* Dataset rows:
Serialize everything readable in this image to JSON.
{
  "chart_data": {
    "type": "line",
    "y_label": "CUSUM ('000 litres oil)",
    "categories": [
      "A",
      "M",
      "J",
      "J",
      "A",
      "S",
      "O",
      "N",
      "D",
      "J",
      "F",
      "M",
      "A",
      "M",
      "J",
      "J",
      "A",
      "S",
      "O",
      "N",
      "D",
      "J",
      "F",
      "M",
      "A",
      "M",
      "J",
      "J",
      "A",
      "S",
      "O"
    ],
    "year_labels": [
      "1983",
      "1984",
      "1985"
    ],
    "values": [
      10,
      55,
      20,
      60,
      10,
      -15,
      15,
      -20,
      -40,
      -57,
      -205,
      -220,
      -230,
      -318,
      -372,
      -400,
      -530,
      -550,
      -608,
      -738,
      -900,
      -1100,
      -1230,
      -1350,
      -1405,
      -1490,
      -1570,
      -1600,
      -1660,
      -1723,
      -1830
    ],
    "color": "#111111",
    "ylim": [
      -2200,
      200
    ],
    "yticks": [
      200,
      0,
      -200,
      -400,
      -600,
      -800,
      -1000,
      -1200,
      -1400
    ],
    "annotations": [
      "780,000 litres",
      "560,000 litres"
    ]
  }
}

* GOAL OF THE EXERCISE:
Write the material out again in its entirety, exactly as shown.

* RESPONSE TO THIS EXERCISE:
Serialize everything readable in this image to JSON.
{
  "chart_data": {
    "type": "line",
    "y_label": "CUSUM ('000 litres oil)",
    "categories": [
      "A",
      "M",
      "J",
      "J",
      "A",
      "S",
      "O",
      "N",
      "D",
      "J",
      "F",
      "M",
      "A",
      "M",
      "J",
      "J",
      "A",
      "S",
      "O",
      "N",
      "D",
      "J",
      "F",
      "M",
      "A",
      "M",
      "J",
      "J",
      "A",
      "S",
      "O"
    ],
    "year_labels": [
      "1983",
      "1984",
      "1985"
    ],
    "values": [
      10,
      55,
      20,
      60,
      10,
      -15,
      15,
      -20,
      -40,
      -57,
      -205,
      -220,
      -230,
      -318,
      -372,
      -400,
      -530,
      -550,
      -608,
      -738,
      -900,
      -1100,
      -1230,
      -1350,
      -1405,
      -1490,
      -1570,
      -1600,
      -1660,
      -1723,
      -1830
    ],
    "color": "#111111",
    "ylim": [
      -2200,
      200
    ],
    "yticks": [
      200,
      0,
      -200,
      -400,
      -600,
      -800,
      -1000,
      -1200,
      -1400
    ],
    "annotations": [
      "780,000 litres",
      "560,000 litres"
    ]
  }
}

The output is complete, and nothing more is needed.